(Data section):
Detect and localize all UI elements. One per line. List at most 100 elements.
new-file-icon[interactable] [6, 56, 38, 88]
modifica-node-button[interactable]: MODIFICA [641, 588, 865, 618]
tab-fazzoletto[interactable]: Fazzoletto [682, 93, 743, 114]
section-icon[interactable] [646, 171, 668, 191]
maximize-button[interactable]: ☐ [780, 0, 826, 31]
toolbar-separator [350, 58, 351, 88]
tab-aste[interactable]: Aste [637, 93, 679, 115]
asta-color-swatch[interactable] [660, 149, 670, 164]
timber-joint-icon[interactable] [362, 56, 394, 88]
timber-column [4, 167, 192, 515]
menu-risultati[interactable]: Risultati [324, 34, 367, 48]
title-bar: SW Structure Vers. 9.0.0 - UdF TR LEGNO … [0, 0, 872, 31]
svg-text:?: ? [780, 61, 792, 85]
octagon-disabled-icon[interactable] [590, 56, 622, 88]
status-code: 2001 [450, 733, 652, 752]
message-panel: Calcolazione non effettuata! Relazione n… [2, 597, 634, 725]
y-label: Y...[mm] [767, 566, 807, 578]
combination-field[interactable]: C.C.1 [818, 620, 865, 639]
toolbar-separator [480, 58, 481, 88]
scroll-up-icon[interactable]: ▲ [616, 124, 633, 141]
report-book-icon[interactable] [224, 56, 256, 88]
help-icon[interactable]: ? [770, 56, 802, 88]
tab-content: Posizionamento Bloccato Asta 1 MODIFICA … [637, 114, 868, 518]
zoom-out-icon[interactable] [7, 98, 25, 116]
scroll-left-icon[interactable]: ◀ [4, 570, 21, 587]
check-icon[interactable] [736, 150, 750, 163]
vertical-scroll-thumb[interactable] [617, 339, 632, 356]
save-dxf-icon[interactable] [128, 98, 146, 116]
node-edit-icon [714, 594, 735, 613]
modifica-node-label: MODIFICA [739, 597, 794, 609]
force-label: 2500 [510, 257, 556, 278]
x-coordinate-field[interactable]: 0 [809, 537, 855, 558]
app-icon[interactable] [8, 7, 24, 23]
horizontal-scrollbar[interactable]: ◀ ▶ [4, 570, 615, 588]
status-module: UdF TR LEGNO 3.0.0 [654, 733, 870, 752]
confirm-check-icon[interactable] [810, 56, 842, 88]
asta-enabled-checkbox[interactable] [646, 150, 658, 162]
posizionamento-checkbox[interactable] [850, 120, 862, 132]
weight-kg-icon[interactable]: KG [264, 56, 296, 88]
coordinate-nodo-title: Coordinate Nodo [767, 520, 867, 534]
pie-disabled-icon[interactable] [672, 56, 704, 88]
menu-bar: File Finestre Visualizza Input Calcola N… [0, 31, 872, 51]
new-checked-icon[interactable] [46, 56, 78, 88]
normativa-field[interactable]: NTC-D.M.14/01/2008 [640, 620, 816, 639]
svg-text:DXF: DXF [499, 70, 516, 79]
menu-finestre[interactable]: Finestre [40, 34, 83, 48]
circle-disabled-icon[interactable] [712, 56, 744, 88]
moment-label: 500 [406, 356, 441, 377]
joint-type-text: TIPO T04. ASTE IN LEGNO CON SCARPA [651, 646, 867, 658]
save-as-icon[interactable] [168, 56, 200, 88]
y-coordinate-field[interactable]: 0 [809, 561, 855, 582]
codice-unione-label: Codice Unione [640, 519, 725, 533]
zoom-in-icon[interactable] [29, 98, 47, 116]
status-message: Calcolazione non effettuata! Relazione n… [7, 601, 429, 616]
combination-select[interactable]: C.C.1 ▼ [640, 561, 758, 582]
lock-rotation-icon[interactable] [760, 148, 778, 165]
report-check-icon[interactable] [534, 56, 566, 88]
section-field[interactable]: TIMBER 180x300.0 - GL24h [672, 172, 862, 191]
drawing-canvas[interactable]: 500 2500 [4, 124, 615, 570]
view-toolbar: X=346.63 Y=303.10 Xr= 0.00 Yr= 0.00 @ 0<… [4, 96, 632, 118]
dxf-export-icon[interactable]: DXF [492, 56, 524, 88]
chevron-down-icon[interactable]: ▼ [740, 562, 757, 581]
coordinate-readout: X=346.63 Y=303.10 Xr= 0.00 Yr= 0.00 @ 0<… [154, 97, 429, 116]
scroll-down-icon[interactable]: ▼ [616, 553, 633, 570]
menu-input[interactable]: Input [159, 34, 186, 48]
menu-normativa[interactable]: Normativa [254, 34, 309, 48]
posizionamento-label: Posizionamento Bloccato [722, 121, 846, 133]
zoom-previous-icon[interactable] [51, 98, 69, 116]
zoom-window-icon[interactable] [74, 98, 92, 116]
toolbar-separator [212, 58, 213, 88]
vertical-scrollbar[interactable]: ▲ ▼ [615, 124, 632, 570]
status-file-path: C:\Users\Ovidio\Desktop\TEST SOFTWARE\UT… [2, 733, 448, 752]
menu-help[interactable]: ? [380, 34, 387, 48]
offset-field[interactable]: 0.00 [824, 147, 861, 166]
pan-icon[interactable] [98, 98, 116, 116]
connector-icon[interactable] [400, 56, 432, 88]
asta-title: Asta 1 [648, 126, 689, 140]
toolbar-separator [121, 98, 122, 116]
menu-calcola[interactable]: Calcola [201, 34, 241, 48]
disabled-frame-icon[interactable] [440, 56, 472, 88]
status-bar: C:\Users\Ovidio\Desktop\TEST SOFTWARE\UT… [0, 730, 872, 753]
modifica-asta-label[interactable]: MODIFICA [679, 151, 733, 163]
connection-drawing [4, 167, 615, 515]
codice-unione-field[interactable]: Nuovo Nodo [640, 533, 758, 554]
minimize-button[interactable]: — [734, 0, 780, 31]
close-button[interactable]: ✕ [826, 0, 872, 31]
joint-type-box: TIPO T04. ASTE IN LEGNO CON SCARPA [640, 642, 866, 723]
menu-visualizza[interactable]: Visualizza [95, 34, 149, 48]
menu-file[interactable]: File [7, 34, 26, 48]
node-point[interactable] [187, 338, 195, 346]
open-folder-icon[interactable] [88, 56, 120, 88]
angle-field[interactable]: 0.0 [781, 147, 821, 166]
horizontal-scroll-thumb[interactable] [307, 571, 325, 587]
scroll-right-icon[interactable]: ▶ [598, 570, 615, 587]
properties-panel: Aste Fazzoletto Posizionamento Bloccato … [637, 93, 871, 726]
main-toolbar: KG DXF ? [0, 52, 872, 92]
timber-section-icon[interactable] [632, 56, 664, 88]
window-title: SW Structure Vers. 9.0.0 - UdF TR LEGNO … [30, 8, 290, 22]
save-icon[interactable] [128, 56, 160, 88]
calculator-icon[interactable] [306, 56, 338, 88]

(What is expected): Please give the lines above as a JSON list of strings, one string per line, leaving out any blank lines.

(Answer to this task):
[
  "Detect and localize all UI elements. One per line. List at most 100 elements.",
  "new-file-icon[interactable] [6, 56, 38, 88]",
  "modifica-node-button[interactable]: MODIFICA [641, 588, 865, 618]",
  "tab-fazzoletto[interactable]: Fazzoletto [682, 93, 743, 114]",
  "section-icon[interactable] [646, 171, 668, 191]",
  "maximize-button[interactable]: ☐ [780, 0, 826, 31]",
  "toolbar-separator [350, 58, 351, 88]",
  "tab-aste[interactable]: Aste [637, 93, 679, 115]",
  "asta-color-swatch[interactable] [660, 149, 670, 164]",
  "timber-joint-icon[interactable] [362, 56, 394, 88]",
  "timber-column [4, 167, 192, 515]",
  "menu-risultati[interactable]: Risultati [324, 34, 367, 48]",
  "title-bar: SW Structure Vers. 9.0.0 - UdF TR LEGNO … [0, 0, 872, 31]",
  "svg-text:?: ? [780, 61, 792, 85]",
  "octagon-disabled-icon[interactable] [590, 56, 622, 88]",
  "status-code: 2001 [450, 733, 652, 752]",
  "message-panel: Calcolazione non effettuata! Relazione n… [2, 597, 634, 725]",
  "y-label: Y...[mm] [767, 566, 807, 578]",
  "combination-field[interactable]: C.C.1 [818, 620, 865, 639]",
  "toolbar-separator [480, 58, 481, 88]",
  "scroll-up-icon[interactable]: ▲ [616, 124, 633, 141]",
  "report-book-icon[interactable] [224, 56, 256, 88]",
  "help-icon[interactable]: ? [770, 56, 802, 88]",
  "tab-content: Posizionamento Bloccato Asta 1 MODIFICA … [637, 114, 868, 518]",
  "zoom-out-icon[interactable] [7, 98, 25, 116]",
  "scroll-left-icon[interactable]: ◀ [4, 570, 21, 587]",
  "check-icon[interactable] [736, 150, 750, 163]",
  "vertical-scroll-thumb[interactable] [617, 339, 632, 356]",
  "save-dxf-icon[interactable] [128, 98, 146, 116]",
  "node-edit-icon [714, 594, 735, 613]",
  "modifica-node-label: MODIFICA [739, 597, 794, 609]",
  "force-label: 2500 [510, 257, 556, 278]",
  "x-coordinate-field[interactable]: 0 [809, 537, 855, 558]",
  "app-icon[interactable] [8, 7, 24, 23]",
  "horizontal-scrollbar[interactable]: ◀ ▶ [4, 570, 615, 588]",
  "status-module: UdF TR LEGNO 3.0.0 [654, 733, 870, 752]",
  "confirm-check-icon[interactable] [810, 56, 842, 88]",
  "asta-enabled-checkbox[interactable] [646, 150, 658, 162]",
  "posizionamento-checkbox[interactable] [850, 120, 862, 132]",
  "weight-kg-icon[interactable]: KG [264, 56, 296, 88]",
  "coordinate-nodo-title: Coordinate Nodo [767, 520, 867, 534]",
  "pie-disabled-icon[interactable] [672, 56, 704, 88]",
  "menu-bar: File Finestre Visualizza Input Calcola N… [0, 31, 872, 51]",
  "new-checked-icon[interactable] [46, 56, 78, 88]",
  "normativa-field[interactable]: NTC-D.M.14/01/2008 [640, 620, 816, 639]",
  "svg-text:DXF: DXF [499, 70, 516, 79]",
  "menu-finestre[interactable]: Finestre [40, 34, 83, 48]",
  "circle-disabled-icon[interactable] [712, 56, 744, 88]",
  "moment-label: 500 [406, 356, 441, 377]",
  "joint-type-text: TIPO T04. ASTE IN LEGNO CON SCARPA [651, 646, 867, 658]",
  "save-as-icon[interactable] [168, 56, 200, 88]",
  "y-coordinate-field[interactable]: 0 [809, 561, 855, 582]",
  "codice-unione-label: Codice Unione [640, 519, 725, 533]",
  "zoom-in-icon[interactable] [29, 98, 47, 116]",
  "status-message: Calcolazione non effettuata! Relazione n… [7, 601, 429, 616]",
  "combination-select[interactable]: C.C.1 ▼ [640, 561, 758, 582]",
  "lock-rotation-icon[interactable] [760, 148, 778, 165]",
  "report-check-icon[interactable] [534, 56, 566, 88]",
  "section-field[interactable]: TIMBER 180x300.0 - GL24h [672, 172, 862, 191]",
  "drawing-canvas[interactable]: 500 2500 [4, 124, 615, 570]",
  "view-toolbar: X=346.63 Y=303.10 Xr= 0.00 Yr= 0.00 @ 0<… [4, 96, 632, 118]",
  "dxf-export-icon[interactable]: DXF [492, 56, 524, 88]",
  "chevron-down-icon[interactable]: ▼ [740, 562, 757, 581]",
  "coordinate-readout: X=346.63 Y=303.10 Xr= 0.00 Yr= 0.00 @ 0<… [154, 97, 429, 116]",
  "scroll-down-icon[interactable]: ▼ [616, 553, 633, 570]",
  "menu-input[interactable]: Input [159, 34, 186, 48]",
  "menu-normativa[interactable]: Normativa [254, 34, 309, 48]",
  "posizionamento-label: Posizionamento Bloccato [722, 121, 846, 133]",
  "zoom-previous-icon[interactable] [51, 98, 69, 116]",
  "zoom-window-icon[interactable] [74, 98, 92, 116]",
  "toolbar-separator [212, 58, 213, 88]",
  "vertical-scrollbar[interactable]: ▲ ▼ [615, 124, 632, 570]",
  "status-file-path: C:\\Users\\Ovidio\\Desktop\\TEST SOFTWARE\\UT… [2, 733, 448, 752]",
  "menu-help[interactable]: ? [380, 34, 387, 48]",
  "offset-field[interactable]: 0.00 [824, 147, 861, 166]",
  "pan-icon[interactable] [98, 98, 116, 116]",
  "connector-icon[interactable] [400, 56, 432, 88]",
  "asta-title: Asta 1 [648, 126, 689, 140]",
  "toolbar-separator [121, 98, 122, 116]",
  "menu-calcola[interactable]: Calcola [201, 34, 241, 48]",
  "disabled-frame-icon[interactable] [440, 56, 472, 88]",
  "status-bar: C:\\Users\\Ovidio\\Desktop\\TEST SOFTWARE\\UT… [0, 730, 872, 753]",
  "modifica-asta-label[interactable]: MODIFICA [679, 151, 733, 163]",
  "connection-drawing [4, 167, 615, 515]",
  "codice-unione-field[interactable]: Nuovo Nodo [640, 533, 758, 554]",
  "minimize-button[interactable]: — [734, 0, 780, 31]",
  "close-button[interactable]: ✕ [826, 0, 872, 31]",
  "joint-type-box: TIPO T04. ASTE IN LEGNO CON SCARPA [640, 642, 866, 723]",
  "menu-visualizza[interactable]: Visualizza [95, 34, 149, 48]",
  "menu-file[interactable]: File [7, 34, 26, 48]",
  "node-point[interactable] [187, 338, 195, 346]",
  "open-folder-icon[interactable] [88, 56, 120, 88]",
  "angle-field[interactable]: 0.0 [781, 147, 821, 166]",
  "horizontal-scroll-thumb[interactable] [307, 571, 325, 587]",
  "scroll-right-icon[interactable]: ▶ [598, 570, 615, 587]",
  "properties-panel: Aste Fazzoletto Posizionamento Bloccato … [637, 93, 871, 726]",
  "main-toolbar: KG DXF ? [0, 52, 872, 92]",
  "timber-section-icon[interactable] [632, 56, 664, 88]",
  "window-title: SW Structure Vers. 9.0.0 - UdF TR LEGNO … [30, 8, 290, 22]",
  "save-icon[interactable] [128, 56, 160, 88]",
  "calculator-icon[interactable] [306, 56, 338, 88]"
]